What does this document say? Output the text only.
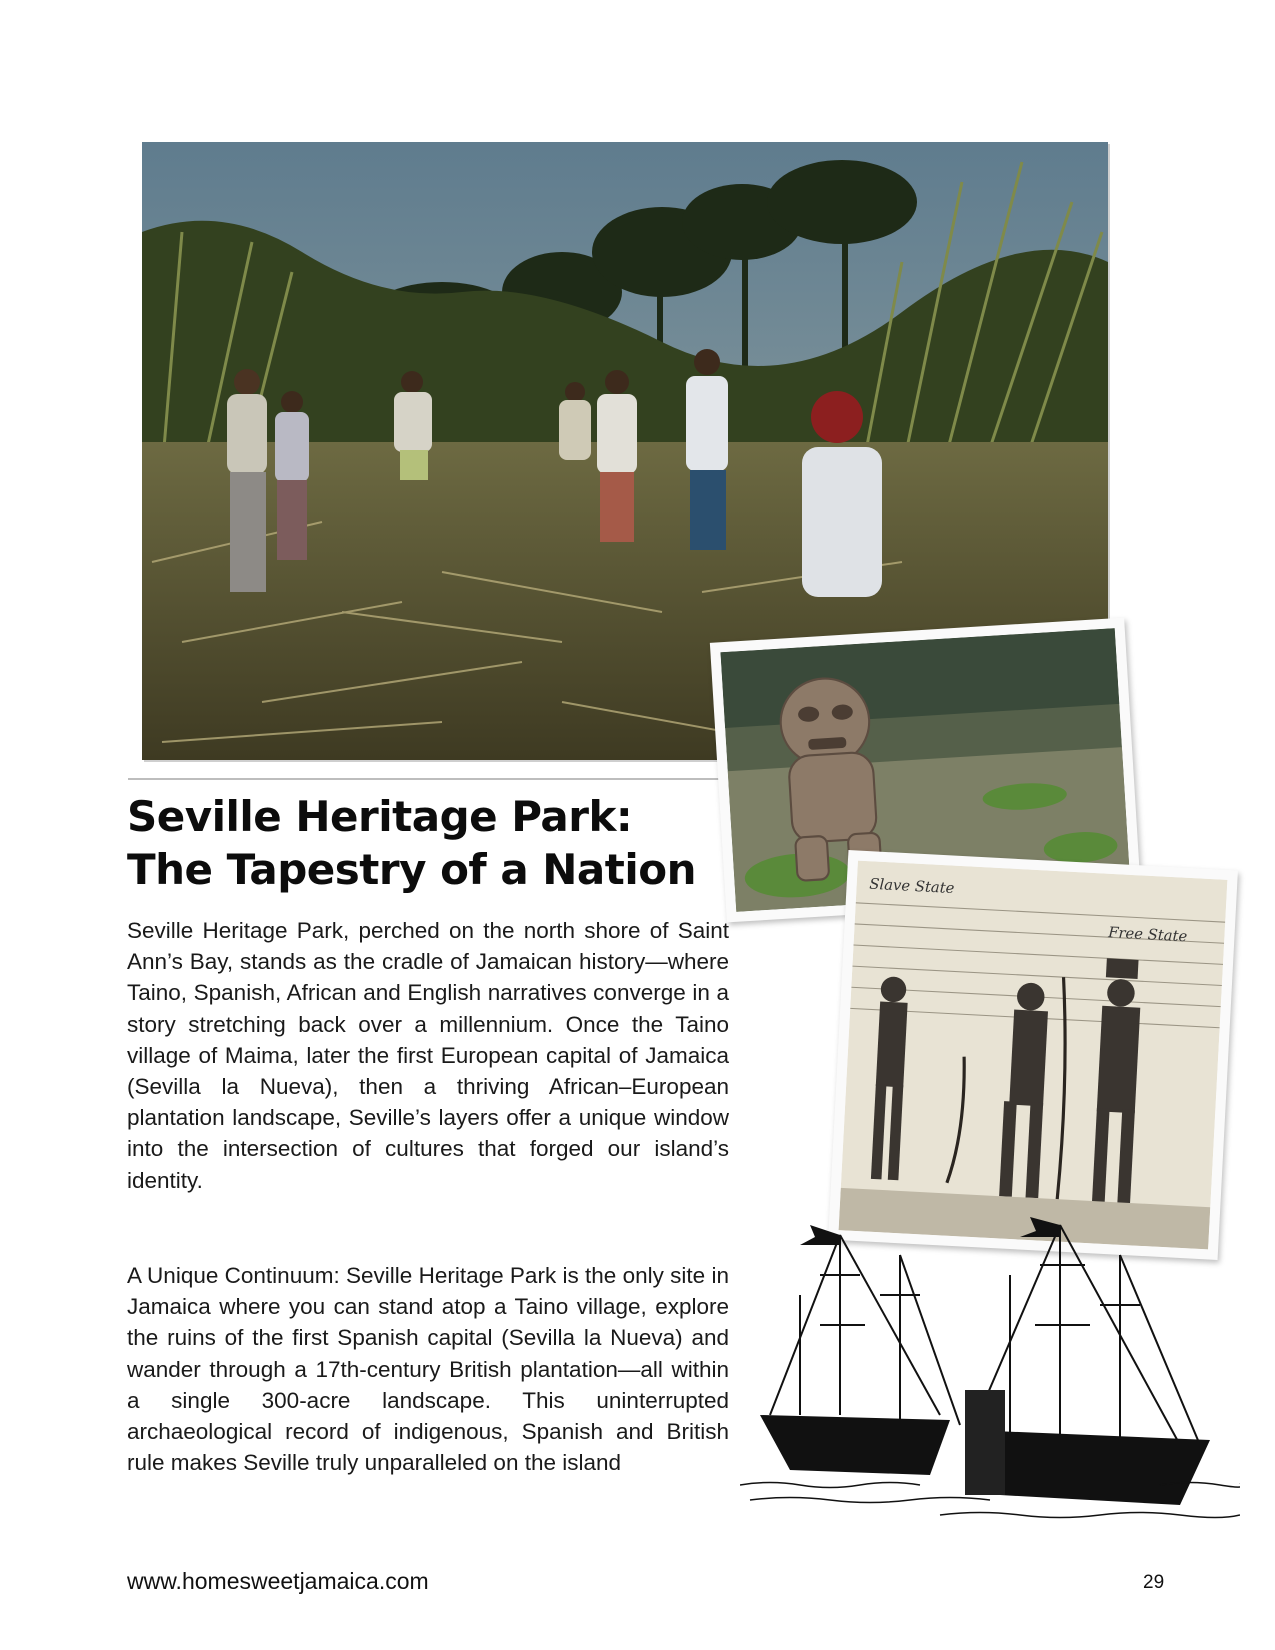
Seville Heritage Park:
The Tapestry of a Nation

Seville Heritage Park, perched on the north shore of Saint Ann’s Bay, stands as the cradle of Jamaican history—where Taino, Spanish, African and English narratives converge in a story stretching back over a millennium. Once the Taino village of Maima, later the first European capital of Jamaica (Sevilla la Nueva), then a thriving African–European plantation landscape, Seville’s layers offer a unique window into the intersection of cultures that forged our island’s identity.

A Unique Continuum: Seville Heritage Park is the only site in Jamaica where you can stand atop a Taino village, explore the ruins of the first Spanish capital (Sevilla la Nueva) and wander through a 17th-century British plantation—all within a single 300-acre landscape. This uninterrupted archaeological record of indigenous, Spanish and British rule makes Seville truly unparalleled on the island

Slave State
Free State
www.homesweetjamaica.com	29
::::::::::
What to do =
Print every record above exactly as written, leaving out the pictures.

Response =
What does this document say? Output the text only.
Seville Heritage Park:
The Tapestry of a Nation

Seville Heritage Park, perched on the north shore of Saint Ann’s Bay, stands as the cradle of Jamaican history—where Taino, Spanish, African and English narratives converge in a story stretching back over a millennium. Once the Taino village of Maima, later the first European capital of Jamaica (Sevilla la Nueva), then a thriving African–European plantation landscape, Seville’s layers offer a unique window into the intersection of cultures that forged our island’s identity.

A Unique Continuum: Seville Heritage Park is the only site in Jamaica where you can stand atop a Taino village, explore the ruins of the first Spanish capital (Sevilla la Nueva) and wander through a 17th-century British plantation—all within a single 300-acre landscape. This uninterrupted archaeological record of indigenous, Spanish and British rule makes Seville truly unparalleled on the island

Slave State
Free State
www.homesweetjamaica.com	29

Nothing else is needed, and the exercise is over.